(Gestellte Aufgabe)
Geben Sie aus dem Textauszug über das Wort „Opfer“ im Straßenverkehr die Stelle von „17. Juli 2024“ bis einschließlich „und damit unnötig.“ wortgetreu wieder.

(Textauszug)

17. Juli 2024

Das Opfer - die Verkehrsopfer

Das Wort "Opfer" kommt in unserem Sprechen und Schreiben über den Straßenverkehr vor. Es gibt Verkehrsopfer und Unfallopfer. 

Und es werden auch mal Parkplätze oder eine Fahrspur "geopfert", womöglich sogar für die "Verkehrssicherheit". Solche "Opfer"- das impliziert diese Formulierung - sind unnötig, denn "Opfer" sind so gut wie immer "sinnlos" und damit unnötig. 

Dass der Autoverkehr regelmäßig Menschen opfert, lesen wir so nicht. Niemand sagt, dass "wir dem Autoverkehr über zweitausend Menschen im Jahr opfern". Jedoch taucht das Substantiv für die so Geopferten als "Verkehrsopfer" oder "Unfallopfer" auf. Die Konzentration auf das Objekt der Opferung, das Opfer, hat den Vorteil, dass wir keine Akteure benennen müssen, keine handelnden Personen, keine Täter:innen, nicht die Priester:innen, die ihm Namen einer Gottheit das Opfer verlangen. Auch der Autoverkehr, der Menschen opfert, ist übrigens letztlich keine handelnde Person (wenngleich ein System, das wir aufrecht erhalten). Also bleiben nur noch die Opfer des Straßenverkehrs übrig.

(Einträge)
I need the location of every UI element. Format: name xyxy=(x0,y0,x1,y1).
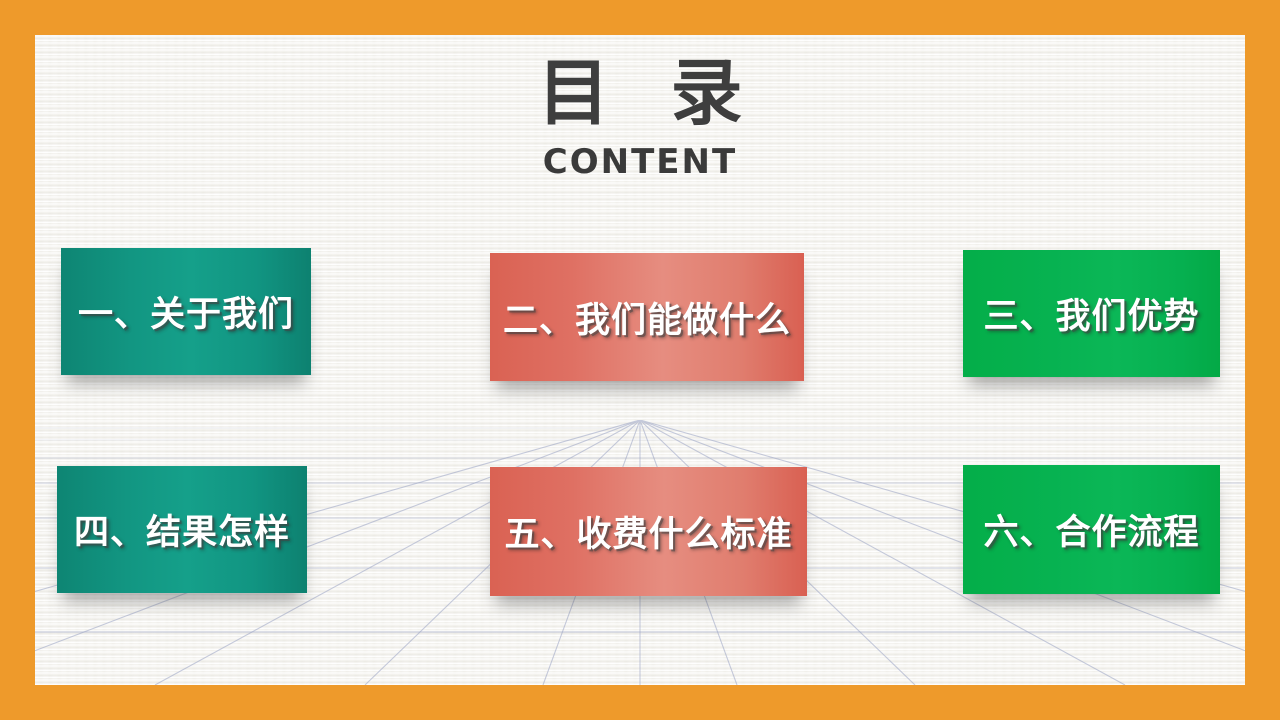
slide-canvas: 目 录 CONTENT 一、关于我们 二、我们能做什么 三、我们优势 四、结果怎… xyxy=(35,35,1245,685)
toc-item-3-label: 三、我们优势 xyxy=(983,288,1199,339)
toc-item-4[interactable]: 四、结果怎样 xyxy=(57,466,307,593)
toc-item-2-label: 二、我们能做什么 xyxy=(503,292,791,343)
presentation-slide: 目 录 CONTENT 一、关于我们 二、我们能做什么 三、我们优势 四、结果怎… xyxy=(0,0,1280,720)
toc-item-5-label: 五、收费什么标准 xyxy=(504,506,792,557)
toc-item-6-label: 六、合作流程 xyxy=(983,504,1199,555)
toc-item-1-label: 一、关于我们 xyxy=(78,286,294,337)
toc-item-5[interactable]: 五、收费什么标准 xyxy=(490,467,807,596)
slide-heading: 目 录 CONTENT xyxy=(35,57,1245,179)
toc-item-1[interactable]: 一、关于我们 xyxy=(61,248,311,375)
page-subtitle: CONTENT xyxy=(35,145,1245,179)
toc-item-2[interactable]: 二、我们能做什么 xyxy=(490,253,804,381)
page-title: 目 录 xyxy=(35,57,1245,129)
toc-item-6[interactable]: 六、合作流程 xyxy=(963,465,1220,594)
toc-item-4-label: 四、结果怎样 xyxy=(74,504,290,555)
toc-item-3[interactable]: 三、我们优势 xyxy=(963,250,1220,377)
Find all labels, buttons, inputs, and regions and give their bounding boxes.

...

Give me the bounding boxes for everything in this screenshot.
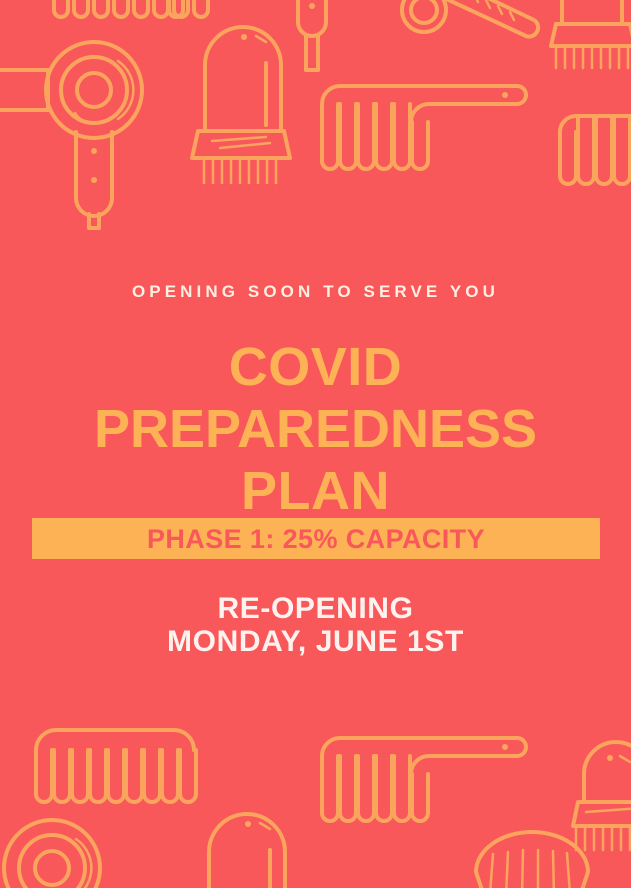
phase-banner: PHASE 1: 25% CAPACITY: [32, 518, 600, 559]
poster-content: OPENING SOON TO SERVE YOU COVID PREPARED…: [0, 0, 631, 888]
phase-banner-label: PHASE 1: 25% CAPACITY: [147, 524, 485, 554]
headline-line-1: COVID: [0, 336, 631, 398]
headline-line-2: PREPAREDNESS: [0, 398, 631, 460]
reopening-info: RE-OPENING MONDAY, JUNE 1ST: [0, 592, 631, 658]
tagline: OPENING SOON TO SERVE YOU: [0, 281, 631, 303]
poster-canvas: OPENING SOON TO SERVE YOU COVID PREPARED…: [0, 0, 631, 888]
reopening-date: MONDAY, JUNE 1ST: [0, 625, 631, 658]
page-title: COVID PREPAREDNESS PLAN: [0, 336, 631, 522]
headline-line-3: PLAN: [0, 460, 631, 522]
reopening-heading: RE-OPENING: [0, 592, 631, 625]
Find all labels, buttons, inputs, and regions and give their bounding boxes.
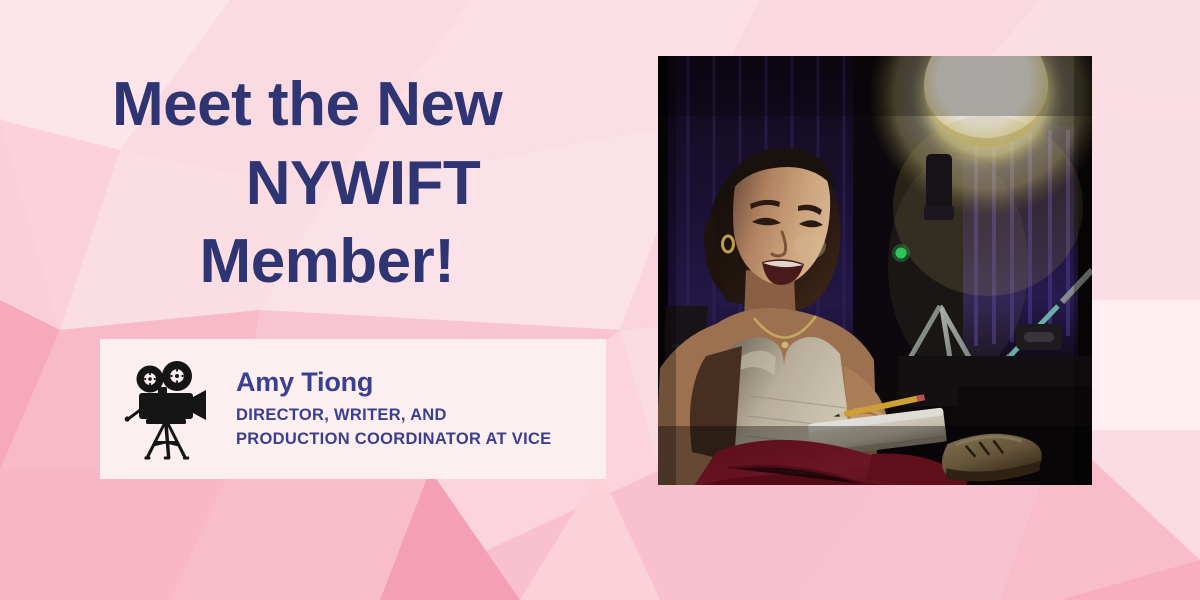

(Erledigte Aufgabe)
17. Juli 2024

Das Opfer - die Verkehrsopfer

Das Wort "Opfer" kommt in unserem Sprechen und Schreiben über den Straßenverkehr vor. Es gibt Verkehrsopfer und Unfallopfer. 

Und es werden auch mal Parkplätze oder eine Fahrspur "geopfert", womöglich sogar für die "Verkehrssicherheit". Solche "Opfer"- das impliziert diese Formulierung - sind unnötig, denn "Opfer" sind so gut wie immer "sinnlos" und damit unnötig.